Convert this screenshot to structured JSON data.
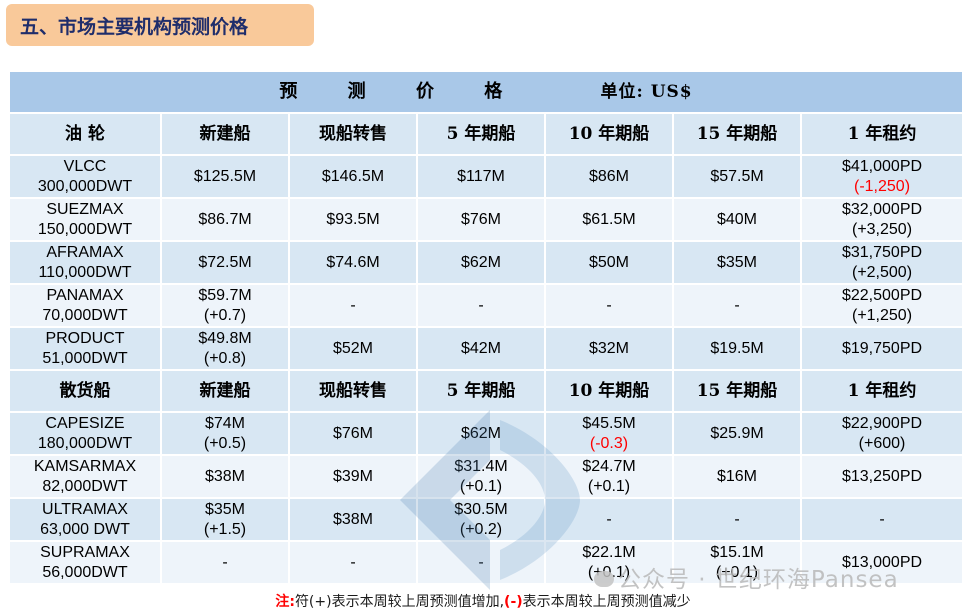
{
  "section_title": "五、市场主要机构预测价格",
  "table": {
    "title": "预 测 价 格",
    "unit": "单位: US$",
    "tanker_headers": [
      "油 轮",
      "新建船",
      "现船转售",
      "5 年期船",
      "10 年期船",
      "15 年期船",
      "1 年租约"
    ],
    "tanker_rows": [
      {
        "name": "VLCC",
        "size": "300,000DWT",
        "cells": [
          [
            "$125.5M"
          ],
          [
            "$146.5M"
          ],
          [
            "$117M"
          ],
          [
            "$86M"
          ],
          [
            "$57.5M"
          ],
          [
            "$41,000PD",
            "(-1,250)"
          ]
        ],
        "neg": [
          false,
          false,
          false,
          false,
          false,
          true
        ]
      },
      {
        "name": "SUEZMAX",
        "size": "150,000DWT",
        "cells": [
          [
            "$86.7M"
          ],
          [
            "$93.5M"
          ],
          [
            "$76M"
          ],
          [
            "$61.5M"
          ],
          [
            "$40M"
          ],
          [
            "$32,000PD",
            "(+3,250)"
          ]
        ],
        "neg": [
          false,
          false,
          false,
          false,
          false,
          false
        ]
      },
      {
        "name": "AFRAMAX",
        "size": "110,000DWT",
        "cells": [
          [
            "$72.5M"
          ],
          [
            "$74.6M"
          ],
          [
            "$62M"
          ],
          [
            "$50M"
          ],
          [
            "$35M"
          ],
          [
            "$31,750PD",
            "(+2,500)"
          ]
        ],
        "neg": [
          false,
          false,
          false,
          false,
          false,
          false
        ]
      },
      {
        "name": "PANAMAX",
        "size": "70,000DWT",
        "cells": [
          [
            "$59.7M",
            "(+0.7)"
          ],
          [
            "-"
          ],
          [
            "-"
          ],
          [
            "-"
          ],
          [
            "-"
          ],
          [
            "$22,500PD",
            "(+1,250)"
          ]
        ],
        "neg": [
          false,
          false,
          false,
          false,
          false,
          false
        ]
      },
      {
        "name": "PRODUCT",
        "size": "51,000DWT",
        "cells": [
          [
            "$49.8M",
            "(+0.8)"
          ],
          [
            "$52M"
          ],
          [
            "$42M"
          ],
          [
            "$32M"
          ],
          [
            "$19.5M"
          ],
          [
            "$19,750PD"
          ]
        ],
        "neg": [
          false,
          false,
          false,
          false,
          false,
          false
        ]
      }
    ],
    "bulk_headers": [
      "散货船",
      "新建船",
      "现船转售",
      "5 年期船",
      "10 年期船",
      "15 年期船",
      "1 年租约"
    ],
    "bulk_rows": [
      {
        "name": "CAPESIZE",
        "size": "180,000DWT",
        "cells": [
          [
            "$74M",
            "(+0.5)"
          ],
          [
            "$76M"
          ],
          [
            "$62M"
          ],
          [
            "$45.5M",
            "(-0.3)"
          ],
          [
            "$25.9M"
          ],
          [
            "$22,900PD",
            "(+600)"
          ]
        ],
        "neg": [
          false,
          false,
          false,
          true,
          false,
          false
        ]
      },
      {
        "name": "KAMSARMAX",
        "size": "82,000DWT",
        "cells": [
          [
            "$38M"
          ],
          [
            "$39M"
          ],
          [
            "$31.4M",
            "(+0.1)"
          ],
          [
            "$24.7M",
            "(+0.1)"
          ],
          [
            "$16M"
          ],
          [
            "$13,250PD"
          ]
        ],
        "neg": [
          false,
          false,
          false,
          false,
          false,
          false
        ]
      },
      {
        "name": "ULTRAMAX",
        "size": "63,000 DWT",
        "cells": [
          [
            "$35M",
            "(+1.5)"
          ],
          [
            "$38M"
          ],
          [
            "$30.5M",
            "(+0.2)"
          ],
          [
            "-"
          ],
          [
            "-"
          ],
          [
            "-"
          ]
        ],
        "neg": [
          false,
          false,
          false,
          false,
          false,
          false
        ]
      },
      {
        "name": "SUPRAMAX",
        "size": "56,000DWT",
        "cells": [
          [
            "-"
          ],
          [
            "-"
          ],
          [
            "-"
          ],
          [
            "$22.1M",
            "(+0.1)"
          ],
          [
            "$15.1M",
            "(+0.1)"
          ],
          [
            "$13,000PD"
          ]
        ],
        "neg": [
          false,
          false,
          false,
          false,
          false,
          false
        ]
      }
    ]
  },
  "footnote": {
    "prefix": "注:",
    "text1": "符(+)表示本周较上周预测值增加,",
    "neg_mark": "(-)",
    "text2": "表示本周较上周预测值减少"
  },
  "watermark": "公众号 · 世纪环海Pansea"
}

----

▶ _What you are asked to do_
Without the pictures, repeat all the records word for word.

▶ _Exercise answer_
Convert this screenshot to structured JSON data.
{
  "section_title": "五、市场主要机构预测价格",
  "table": {
    "title": "预 测 价 格",
    "unit": "单位: US$",
    "tanker_headers": [
      "油 轮",
      "新建船",
      "现船转售",
      "5 年期船",
      "10 年期船",
      "15 年期船",
      "1 年租约"
    ],
    "tanker_rows": [
      {
        "name": "VLCC",
        "size": "300,000DWT",
        "cells": [
          [
            "$125.5M"
          ],
          [
            "$146.5M"
          ],
          [
            "$117M"
          ],
          [
            "$86M"
          ],
          [
            "$57.5M"
          ],
          [
            "$41,000PD",
            "(-1,250)"
          ]
        ],
        "neg": [
          false,
          false,
          false,
          false,
          false,
          true
        ]
      },
      {
        "name": "SUEZMAX",
        "size": "150,000DWT",
        "cells": [
          [
            "$86.7M"
          ],
          [
            "$93.5M"
          ],
          [
            "$76M"
          ],
          [
            "$61.5M"
          ],
          [
            "$40M"
          ],
          [
            "$32,000PD",
            "(+3,250)"
          ]
        ],
        "neg": [
          false,
          false,
          false,
          false,
          false,
          false
        ]
      },
      {
        "name": "AFRAMAX",
        "size": "110,000DWT",
        "cells": [
          [
            "$72.5M"
          ],
          [
            "$74.6M"
          ],
          [
            "$62M"
          ],
          [
            "$50M"
          ],
          [
            "$35M"
          ],
          [
            "$31,750PD",
            "(+2,500)"
          ]
        ],
        "neg": [
          false,
          false,
          false,
          false,
          false,
          false
        ]
      },
      {
        "name": "PANAMAX",
        "size": "70,000DWT",
        "cells": [
          [
            "$59.7M",
            "(+0.7)"
          ],
          [
            "-"
          ],
          [
            "-"
          ],
          [
            "-"
          ],
          [
            "-"
          ],
          [
            "$22,500PD",
            "(+1,250)"
          ]
        ],
        "neg": [
          false,
          false,
          false,
          false,
          false,
          false
        ]
      },
      {
        "name": "PRODUCT",
        "size": "51,000DWT",
        "cells": [
          [
            "$49.8M",
            "(+0.8)"
          ],
          [
            "$52M"
          ],
          [
            "$42M"
          ],
          [
            "$32M"
          ],
          [
            "$19.5M"
          ],
          [
            "$19,750PD"
          ]
        ],
        "neg": [
          false,
          false,
          false,
          false,
          false,
          false
        ]
      }
    ],
    "bulk_headers": [
      "散货船",
      "新建船",
      "现船转售",
      "5 年期船",
      "10 年期船",
      "15 年期船",
      "1 年租约"
    ],
    "bulk_rows": [
      {
        "name": "CAPESIZE",
        "size": "180,000DWT",
        "cells": [
          [
            "$74M",
            "(+0.5)"
          ],
          [
            "$76M"
          ],
          [
            "$62M"
          ],
          [
            "$45.5M",
            "(-0.3)"
          ],
          [
            "$25.9M"
          ],
          [
            "$22,900PD",
            "(+600)"
          ]
        ],
        "neg": [
          false,
          false,
          false,
          true,
          false,
          false
        ]
      },
      {
        "name": "KAMSARMAX",
        "size": "82,000DWT",
        "cells": [
          [
            "$38M"
          ],
          [
            "$39M"
          ],
          [
            "$31.4M",
            "(+0.1)"
          ],
          [
            "$24.7M",
            "(+0.1)"
          ],
          [
            "$16M"
          ],
          [
            "$13,250PD"
          ]
        ],
        "neg": [
          false,
          false,
          false,
          false,
          false,
          false
        ]
      },
      {
        "name": "ULTRAMAX",
        "size": "63,000 DWT",
        "cells": [
          [
            "$35M",
            "(+1.5)"
          ],
          [
            "$38M"
          ],
          [
            "$30.5M",
            "(+0.2)"
          ],
          [
            "-"
          ],
          [
            "-"
          ],
          [
            "-"
          ]
        ],
        "neg": [
          false,
          false,
          false,
          false,
          false,
          false
        ]
      },
      {
        "name": "SUPRAMAX",
        "size": "56,000DWT",
        "cells": [
          [
            "-"
          ],
          [
            "-"
          ],
          [
            "-"
          ],
          [
            "$22.1M",
            "(+0.1)"
          ],
          [
            "$15.1M",
            "(+0.1)"
          ],
          [
            "$13,000PD"
          ]
        ],
        "neg": [
          false,
          false,
          false,
          false,
          false,
          false
        ]
      }
    ]
  },
  "footnote": {
    "prefix": "注:",
    "text1": "符(+)表示本周较上周预测值增加,",
    "neg_mark": "(-)",
    "text2": "表示本周较上周预测值减少"
  },
  "watermark": "公众号 · 世纪环海Pansea"
}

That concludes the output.